╭─ Data extract
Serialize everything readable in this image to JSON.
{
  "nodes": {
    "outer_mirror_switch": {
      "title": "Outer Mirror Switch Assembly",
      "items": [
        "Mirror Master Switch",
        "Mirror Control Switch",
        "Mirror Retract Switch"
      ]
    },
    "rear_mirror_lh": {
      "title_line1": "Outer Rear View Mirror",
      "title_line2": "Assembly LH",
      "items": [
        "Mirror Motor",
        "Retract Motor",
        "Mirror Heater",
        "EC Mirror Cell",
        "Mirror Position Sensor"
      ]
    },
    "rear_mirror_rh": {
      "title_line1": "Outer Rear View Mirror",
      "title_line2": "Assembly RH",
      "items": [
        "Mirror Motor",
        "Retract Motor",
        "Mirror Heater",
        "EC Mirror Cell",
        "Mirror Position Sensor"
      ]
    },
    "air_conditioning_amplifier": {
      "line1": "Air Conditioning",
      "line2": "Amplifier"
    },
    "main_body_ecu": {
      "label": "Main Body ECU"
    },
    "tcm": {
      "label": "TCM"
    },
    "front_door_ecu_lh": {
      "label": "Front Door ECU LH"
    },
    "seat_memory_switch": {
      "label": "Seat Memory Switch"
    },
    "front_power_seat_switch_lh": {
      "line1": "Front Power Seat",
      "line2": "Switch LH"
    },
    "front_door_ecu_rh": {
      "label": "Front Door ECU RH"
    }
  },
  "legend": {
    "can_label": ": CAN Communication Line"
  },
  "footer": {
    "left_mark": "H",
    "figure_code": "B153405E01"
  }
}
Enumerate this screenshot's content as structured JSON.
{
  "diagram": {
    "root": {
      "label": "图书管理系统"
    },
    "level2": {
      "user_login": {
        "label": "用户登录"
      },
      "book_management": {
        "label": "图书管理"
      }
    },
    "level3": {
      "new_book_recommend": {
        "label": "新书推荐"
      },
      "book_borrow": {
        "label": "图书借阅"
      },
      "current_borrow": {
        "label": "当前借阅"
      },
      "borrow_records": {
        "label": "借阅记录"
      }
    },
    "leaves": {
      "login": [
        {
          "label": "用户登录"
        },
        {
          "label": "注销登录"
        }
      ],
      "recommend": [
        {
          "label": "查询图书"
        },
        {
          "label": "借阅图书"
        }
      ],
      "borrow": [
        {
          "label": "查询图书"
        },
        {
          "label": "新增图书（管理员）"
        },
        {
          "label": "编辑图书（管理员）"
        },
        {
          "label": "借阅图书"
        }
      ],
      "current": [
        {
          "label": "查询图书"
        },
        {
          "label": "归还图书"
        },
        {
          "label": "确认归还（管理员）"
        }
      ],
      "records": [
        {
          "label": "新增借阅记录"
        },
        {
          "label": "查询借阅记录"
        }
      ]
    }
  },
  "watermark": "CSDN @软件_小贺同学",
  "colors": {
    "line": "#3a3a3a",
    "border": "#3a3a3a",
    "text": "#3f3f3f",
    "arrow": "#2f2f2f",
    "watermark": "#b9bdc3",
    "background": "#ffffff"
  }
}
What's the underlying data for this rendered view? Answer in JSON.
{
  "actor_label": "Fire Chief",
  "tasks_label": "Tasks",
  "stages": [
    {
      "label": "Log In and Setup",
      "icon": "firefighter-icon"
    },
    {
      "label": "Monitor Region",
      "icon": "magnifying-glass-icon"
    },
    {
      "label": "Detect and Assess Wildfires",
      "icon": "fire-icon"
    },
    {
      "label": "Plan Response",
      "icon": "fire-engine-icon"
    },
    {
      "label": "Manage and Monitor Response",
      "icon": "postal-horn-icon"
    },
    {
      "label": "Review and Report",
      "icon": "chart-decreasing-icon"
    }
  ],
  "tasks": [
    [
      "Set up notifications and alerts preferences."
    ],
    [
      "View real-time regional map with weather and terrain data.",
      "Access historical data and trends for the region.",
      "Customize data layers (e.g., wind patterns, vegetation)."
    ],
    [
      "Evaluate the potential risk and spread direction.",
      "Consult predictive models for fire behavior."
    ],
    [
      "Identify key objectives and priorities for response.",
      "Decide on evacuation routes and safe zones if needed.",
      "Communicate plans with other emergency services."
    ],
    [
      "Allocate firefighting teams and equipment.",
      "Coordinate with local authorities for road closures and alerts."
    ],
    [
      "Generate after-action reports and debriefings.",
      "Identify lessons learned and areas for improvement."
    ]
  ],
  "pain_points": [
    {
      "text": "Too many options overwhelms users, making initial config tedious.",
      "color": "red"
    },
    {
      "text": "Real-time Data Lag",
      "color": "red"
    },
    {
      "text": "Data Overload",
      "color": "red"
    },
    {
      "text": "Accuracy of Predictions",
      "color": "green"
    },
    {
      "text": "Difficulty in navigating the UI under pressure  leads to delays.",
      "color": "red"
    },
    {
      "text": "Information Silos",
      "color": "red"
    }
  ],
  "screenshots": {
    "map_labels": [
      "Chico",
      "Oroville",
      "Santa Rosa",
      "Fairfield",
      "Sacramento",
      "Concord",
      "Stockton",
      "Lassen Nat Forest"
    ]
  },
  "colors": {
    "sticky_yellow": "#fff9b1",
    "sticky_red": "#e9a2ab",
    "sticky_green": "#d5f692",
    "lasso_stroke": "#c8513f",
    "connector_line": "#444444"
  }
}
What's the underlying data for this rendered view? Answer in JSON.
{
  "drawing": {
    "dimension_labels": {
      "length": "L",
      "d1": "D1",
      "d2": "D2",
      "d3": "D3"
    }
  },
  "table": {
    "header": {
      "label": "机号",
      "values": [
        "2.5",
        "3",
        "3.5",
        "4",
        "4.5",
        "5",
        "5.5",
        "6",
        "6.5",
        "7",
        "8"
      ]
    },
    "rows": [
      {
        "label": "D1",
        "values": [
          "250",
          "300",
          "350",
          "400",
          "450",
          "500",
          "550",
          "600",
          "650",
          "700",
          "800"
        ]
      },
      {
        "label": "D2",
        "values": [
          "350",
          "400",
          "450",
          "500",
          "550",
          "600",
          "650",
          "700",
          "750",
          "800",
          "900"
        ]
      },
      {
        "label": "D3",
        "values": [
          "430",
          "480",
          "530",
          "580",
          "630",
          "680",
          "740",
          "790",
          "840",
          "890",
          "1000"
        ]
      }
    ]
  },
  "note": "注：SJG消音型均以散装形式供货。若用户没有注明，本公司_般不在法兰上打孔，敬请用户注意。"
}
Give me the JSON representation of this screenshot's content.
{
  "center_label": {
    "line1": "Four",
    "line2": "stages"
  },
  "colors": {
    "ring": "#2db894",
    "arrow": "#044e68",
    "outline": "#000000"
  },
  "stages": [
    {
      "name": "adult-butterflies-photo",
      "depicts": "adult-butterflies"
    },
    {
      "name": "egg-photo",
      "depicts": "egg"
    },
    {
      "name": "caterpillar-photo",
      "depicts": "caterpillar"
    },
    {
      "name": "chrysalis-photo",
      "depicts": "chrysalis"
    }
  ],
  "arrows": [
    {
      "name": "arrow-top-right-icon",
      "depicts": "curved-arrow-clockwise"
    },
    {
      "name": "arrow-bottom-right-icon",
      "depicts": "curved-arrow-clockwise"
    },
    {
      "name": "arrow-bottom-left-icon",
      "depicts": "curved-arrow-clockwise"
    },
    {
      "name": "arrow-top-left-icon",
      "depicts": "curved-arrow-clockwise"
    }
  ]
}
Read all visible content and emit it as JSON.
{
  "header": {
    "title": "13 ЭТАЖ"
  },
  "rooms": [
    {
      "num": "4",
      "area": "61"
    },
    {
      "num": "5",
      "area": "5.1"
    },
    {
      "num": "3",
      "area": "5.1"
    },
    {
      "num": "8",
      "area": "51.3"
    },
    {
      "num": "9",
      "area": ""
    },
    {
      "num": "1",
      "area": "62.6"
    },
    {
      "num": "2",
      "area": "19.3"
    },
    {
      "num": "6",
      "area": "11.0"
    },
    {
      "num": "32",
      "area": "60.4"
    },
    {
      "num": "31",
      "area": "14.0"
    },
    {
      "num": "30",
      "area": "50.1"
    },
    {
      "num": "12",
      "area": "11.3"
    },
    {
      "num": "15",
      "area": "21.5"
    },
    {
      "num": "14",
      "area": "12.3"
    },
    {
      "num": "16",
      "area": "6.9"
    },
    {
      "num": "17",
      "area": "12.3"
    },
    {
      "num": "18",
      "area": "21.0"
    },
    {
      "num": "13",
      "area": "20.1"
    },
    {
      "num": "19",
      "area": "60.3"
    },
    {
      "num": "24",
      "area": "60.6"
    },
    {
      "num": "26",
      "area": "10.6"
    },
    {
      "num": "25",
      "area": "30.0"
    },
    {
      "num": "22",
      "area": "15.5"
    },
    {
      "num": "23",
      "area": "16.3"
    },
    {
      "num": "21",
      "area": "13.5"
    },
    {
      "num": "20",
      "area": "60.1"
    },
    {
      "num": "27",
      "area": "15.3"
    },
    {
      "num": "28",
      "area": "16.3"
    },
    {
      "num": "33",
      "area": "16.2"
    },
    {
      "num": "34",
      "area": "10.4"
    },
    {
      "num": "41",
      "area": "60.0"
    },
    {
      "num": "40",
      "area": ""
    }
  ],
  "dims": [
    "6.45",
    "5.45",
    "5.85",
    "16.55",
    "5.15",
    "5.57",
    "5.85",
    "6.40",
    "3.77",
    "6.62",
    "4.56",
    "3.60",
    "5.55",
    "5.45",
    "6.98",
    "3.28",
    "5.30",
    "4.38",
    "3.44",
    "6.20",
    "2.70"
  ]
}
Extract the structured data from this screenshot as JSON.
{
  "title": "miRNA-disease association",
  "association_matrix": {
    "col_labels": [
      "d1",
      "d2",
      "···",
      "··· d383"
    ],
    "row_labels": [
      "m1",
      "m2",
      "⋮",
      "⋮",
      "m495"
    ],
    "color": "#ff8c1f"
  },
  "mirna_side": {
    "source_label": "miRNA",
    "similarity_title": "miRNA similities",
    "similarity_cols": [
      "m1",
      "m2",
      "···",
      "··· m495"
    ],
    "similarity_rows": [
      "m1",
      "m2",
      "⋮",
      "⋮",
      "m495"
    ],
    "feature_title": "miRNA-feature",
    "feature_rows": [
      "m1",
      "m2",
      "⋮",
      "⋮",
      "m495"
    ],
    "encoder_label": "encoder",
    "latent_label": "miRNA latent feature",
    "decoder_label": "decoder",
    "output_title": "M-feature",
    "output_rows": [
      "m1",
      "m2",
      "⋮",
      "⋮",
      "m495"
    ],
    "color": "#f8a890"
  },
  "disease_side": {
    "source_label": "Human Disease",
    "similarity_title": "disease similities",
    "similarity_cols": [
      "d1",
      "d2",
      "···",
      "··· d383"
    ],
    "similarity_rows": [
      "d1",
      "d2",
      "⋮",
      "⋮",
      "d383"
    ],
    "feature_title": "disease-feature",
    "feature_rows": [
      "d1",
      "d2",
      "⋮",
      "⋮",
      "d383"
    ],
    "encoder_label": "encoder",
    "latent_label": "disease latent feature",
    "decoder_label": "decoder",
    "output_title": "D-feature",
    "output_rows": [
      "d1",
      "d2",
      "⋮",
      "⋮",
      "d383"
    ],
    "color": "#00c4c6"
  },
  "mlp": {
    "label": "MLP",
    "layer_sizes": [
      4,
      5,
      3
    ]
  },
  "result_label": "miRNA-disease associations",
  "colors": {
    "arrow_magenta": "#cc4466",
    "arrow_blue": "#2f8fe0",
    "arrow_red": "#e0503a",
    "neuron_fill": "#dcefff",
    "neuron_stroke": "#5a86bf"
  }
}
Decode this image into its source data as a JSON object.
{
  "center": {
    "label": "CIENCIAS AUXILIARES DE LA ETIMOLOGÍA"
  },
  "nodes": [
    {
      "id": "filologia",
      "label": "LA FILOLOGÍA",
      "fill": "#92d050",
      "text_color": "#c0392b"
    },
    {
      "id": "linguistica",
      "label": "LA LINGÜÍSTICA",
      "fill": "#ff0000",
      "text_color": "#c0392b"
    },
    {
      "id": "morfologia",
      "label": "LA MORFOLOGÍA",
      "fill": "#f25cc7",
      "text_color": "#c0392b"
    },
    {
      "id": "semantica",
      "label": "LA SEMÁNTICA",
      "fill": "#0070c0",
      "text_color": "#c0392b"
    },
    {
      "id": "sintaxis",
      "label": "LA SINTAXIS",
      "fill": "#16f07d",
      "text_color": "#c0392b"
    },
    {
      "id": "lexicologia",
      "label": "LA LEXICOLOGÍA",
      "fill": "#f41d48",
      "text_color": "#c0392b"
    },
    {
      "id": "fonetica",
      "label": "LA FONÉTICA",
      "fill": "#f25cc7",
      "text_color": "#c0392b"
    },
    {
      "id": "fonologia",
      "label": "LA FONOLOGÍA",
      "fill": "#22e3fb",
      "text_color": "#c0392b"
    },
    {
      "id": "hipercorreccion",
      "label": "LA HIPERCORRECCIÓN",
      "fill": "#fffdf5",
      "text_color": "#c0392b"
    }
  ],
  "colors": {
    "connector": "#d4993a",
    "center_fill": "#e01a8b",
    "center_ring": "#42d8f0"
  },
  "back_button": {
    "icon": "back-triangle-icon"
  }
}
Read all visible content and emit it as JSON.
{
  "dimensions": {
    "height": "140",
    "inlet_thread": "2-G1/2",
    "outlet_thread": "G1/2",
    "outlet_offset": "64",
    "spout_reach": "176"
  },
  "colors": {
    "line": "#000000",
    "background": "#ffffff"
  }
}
╰─
Work to complete | Give solely the number of lines in the data that contain the string "icon".

Answer to this task | 11